WRITTEN INSTRUCTION A
Which companies does the text on stock valuation multiples name? List all of them.
WRITTEN INSTRUCTION B
Could you carry the text on stock valuation multiples forward from its final sentence?

DOCUMENT SEGMENT
--- Begin ---
In 2017 many justified the valuations of small caps and mid caps.

In 2017 asian paints traded at around 45x on PAT of 2000cr.

In 2019 end of FY PAT of Asian paints was 2200cr and the PE was nearing 70x. TTM PAT is around 2700cr and it trades at a 65x multiple. In the past few years clearly returns have come from multiple expansion.

Berger in 2017 traded at 45x and earnings were around 450cr. In 2019 earnings were around 500cr and the multiple had expanded to 65x. TTM earnings are 600cr and the multiple is 90x. Again here we can see that returns have come from multiple expansion. Usually multiples expand to abnormal levels when there is some sort euphoria being built. This happened in 2017 and 16 with the small and mid caps. At that time no one wanted to buy these bluechip companies.

During the peak of the 2017 small and mid cap rally Berger traded at 50x, Asian paints at 50x, Nestle around the same 50x (I dont recall when the maggi issue happened). If you look at it in that way, the last three years the multiples of these companies alone have expanded very meaningfully coupled with some moderate PAT growth. So returns have come largely through re-rating as was the case with small and mid caps during the peak year(s) of the rally.

ITC traded at 45x in 2017 and at around 40x in 2013 and today trades at 16x and earnings have grown from 7500cr to around 12,500cr in 2019. These things can also occur with such franchises if there is a disruption or distortion to the terminal value premise.
--- End ---
SOURCE EXCERPT
--- Begin ---
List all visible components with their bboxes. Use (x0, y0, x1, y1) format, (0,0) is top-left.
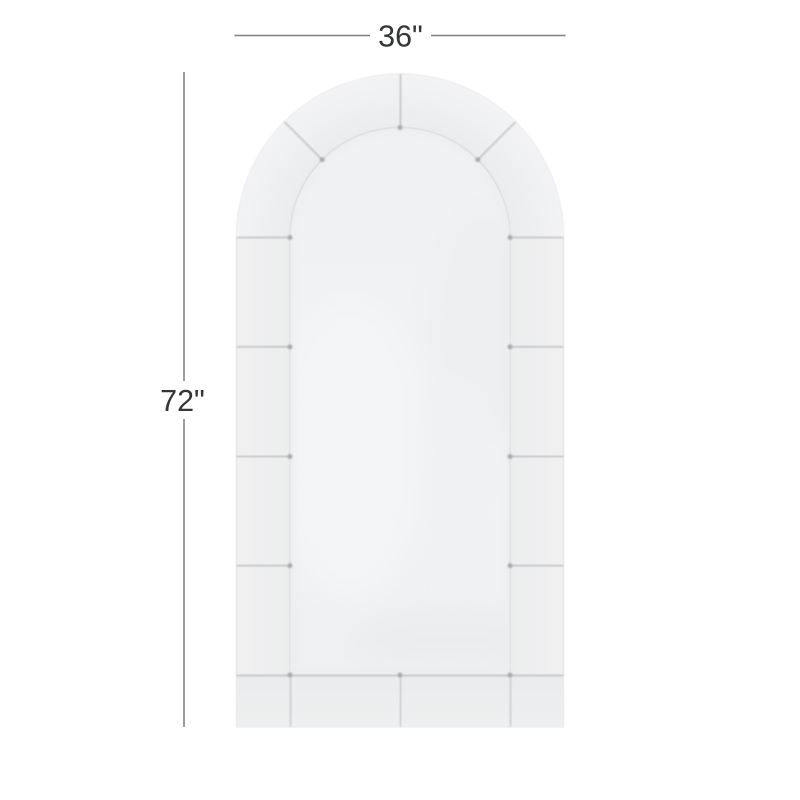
--- End ---
WRITTEN RESPONSE A
Asian Paints, Berger, Nestle and ITC.

WRITTEN RESPONSE B
If JSW Paints starts rapidly garnering market share we may see a derating in Kansai Nerolac or Berger Paints. We can look at Page as well as a recent case. In the short run that is 3-5 years the multiples can influence the outcome either way. And in many cases it can lead to a long time correction until the earnings and fundamentals catch up.

If one looks at the case of ITC, the business is stronger than it was in 2013, the company is far more diversified from cigarettes than it was in 2013. Inspite of everyone understanding taxation on cigarettes, the stock has still derated very heavily.

The truth is that this method is only back tested. Even Ambit does not have a decade in practice to show for it. And the market, India & the companies were very different 10-20 years ago. Asian Paints in 2008 had sales of 4000cr today it does close to 20,000cr that is 5x increase in top-line alone over a 10 year period.

Can asian paints do 1,00,000 cr in top line by 2031? and most importantly will it still command a 35-40x multiple at that point, let us understand that the business is far more mature today than it was a decade ago and will be far more mature as a business and industry 10 years ahead.

If the PE halves over a decade that means a minus 7% cagr just on account of derating. Assuming an 18% cagr growth in earnings over a decade and a halving of the PE from current 70 or so to 35 you are looking at something like 11% plus some dividends.

This is all assuming that indeed earnings do grow at 18% and the multiple is not below 35x or half from your purchase price at the end of the decade

There are many caveats to this method and over the last 2 years it has worked very well due to circumstances of the markets. And of course on back testing it has worked very well as these businesses were much smaller back then.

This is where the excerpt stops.